» **PROBLEM TO SOLVE**:
Copy all of the material word for word, except for the pictures.

» **DATA FOR PROCESSING**:
#####

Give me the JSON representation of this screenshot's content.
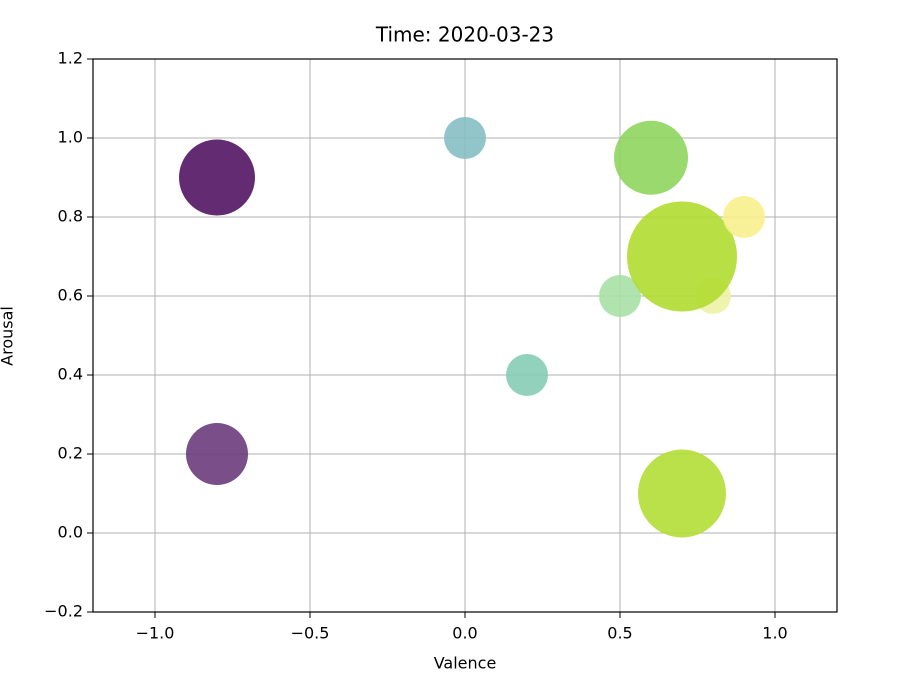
{
  "chart_data": {
    "type": "scatter",
    "title": "Time: 2020-03-23",
    "x_label": "Valence",
    "y_label": "Arousal",
    "x": [
      -0.8,
      -0.8,
      0.0,
      0.2,
      0.5,
      0.6,
      0.8,
      0.7,
      0.9,
      0.7
    ],
    "values": [
      0.9,
      0.2,
      1.0,
      0.4,
      0.6,
      0.95,
      0.6,
      0.7,
      0.8,
      0.1
    ],
    "sizes": [
      1444,
      961,
      441,
      441,
      441,
      1369,
      324,
      3025,
      441,
      1936
    ],
    "colors": [
      "#521463",
      "#6c3c7c",
      "#86bfc4",
      "#86cdb6",
      "#a9e0a6",
      "#8ed55e",
      "#eef2a4",
      "#b0dc30",
      "#f8ef8c",
      "#b2dd36"
    ],
    "xlim": [
      -1.2,
      1.2
    ],
    "xticks": [
      {
        "value": -1.0,
        "label": "−1.0"
      },
      {
        "value": -0.5,
        "label": "−0.5"
      },
      {
        "value": 0.0,
        "label": "0.0"
      },
      {
        "value": 0.5,
        "label": "0.5"
      },
      {
        "value": 1.0,
        "label": "1.0"
      }
    ],
    "ylim": [
      -0.2,
      1.2
    ],
    "yticks": [
      {
        "value": -0.2,
        "label": "−0.2"
      },
      {
        "value": 0.0,
        "label": "0.0"
      },
      {
        "value": 0.2,
        "label": "0.2"
      },
      {
        "value": 0.4,
        "label": "0.4"
      },
      {
        "value": 0.6,
        "label": "0.6"
      },
      {
        "value": 0.8,
        "label": "0.8"
      },
      {
        "value": 1.0,
        "label": "1.0"
      },
      {
        "value": 1.2,
        "label": "1.2"
      }
    ],
    "grid": true
  }
}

#####

» **THE REPLY**:
Give me the JSON representation of this screenshot's content.
{
  "chart_data": {
    "type": "scatter",
    "title": "Time: 2020-03-23",
    "x_label": "Valence",
    "y_label": "Arousal",
    "x": [
      -0.8,
      -0.8,
      0.0,
      0.2,
      0.5,
      0.6,
      0.8,
      0.7,
      0.9,
      0.7
    ],
    "values": [
      0.9,
      0.2,
      1.0,
      0.4,
      0.6,
      0.95,
      0.6,
      0.7,
      0.8,
      0.1
    ],
    "sizes": [
      1444,
      961,
      441,
      441,
      441,
      1369,
      324,
      3025,
      441,
      1936
    ],
    "colors": [
      "#521463",
      "#6c3c7c",
      "#86bfc4",
      "#86cdb6",
      "#a9e0a6",
      "#8ed55e",
      "#eef2a4",
      "#b0dc30",
      "#f8ef8c",
      "#b2dd36"
    ],
    "xlim": [
      -1.2,
      1.2
    ],
    "xticks": [
      {
        "value": -1.0,
        "label": "−1.0"
      },
      {
        "value": -0.5,
        "label": "−0.5"
      },
      {
        "value": 0.0,
        "label": "0.0"
      },
      {
        "value": 0.5,
        "label": "0.5"
      },
      {
        "value": 1.0,
        "label": "1.0"
      }
    ],
    "ylim": [
      -0.2,
      1.2
    ],
    "yticks": [
      {
        "value": -0.2,
        "label": "−0.2"
      },
      {
        "value": 0.0,
        "label": "0.0"
      },
      {
        "value": 0.2,
        "label": "0.2"
      },
      {
        "value": 0.4,
        "label": "0.4"
      },
      {
        "value": 0.6,
        "label": "0.6"
      },
      {
        "value": 0.8,
        "label": "0.8"
      },
      {
        "value": 1.0,
        "label": "1.0"
      },
      {
        "value": 1.2,
        "label": "1.2"
      }
    ],
    "grid": true
  }
}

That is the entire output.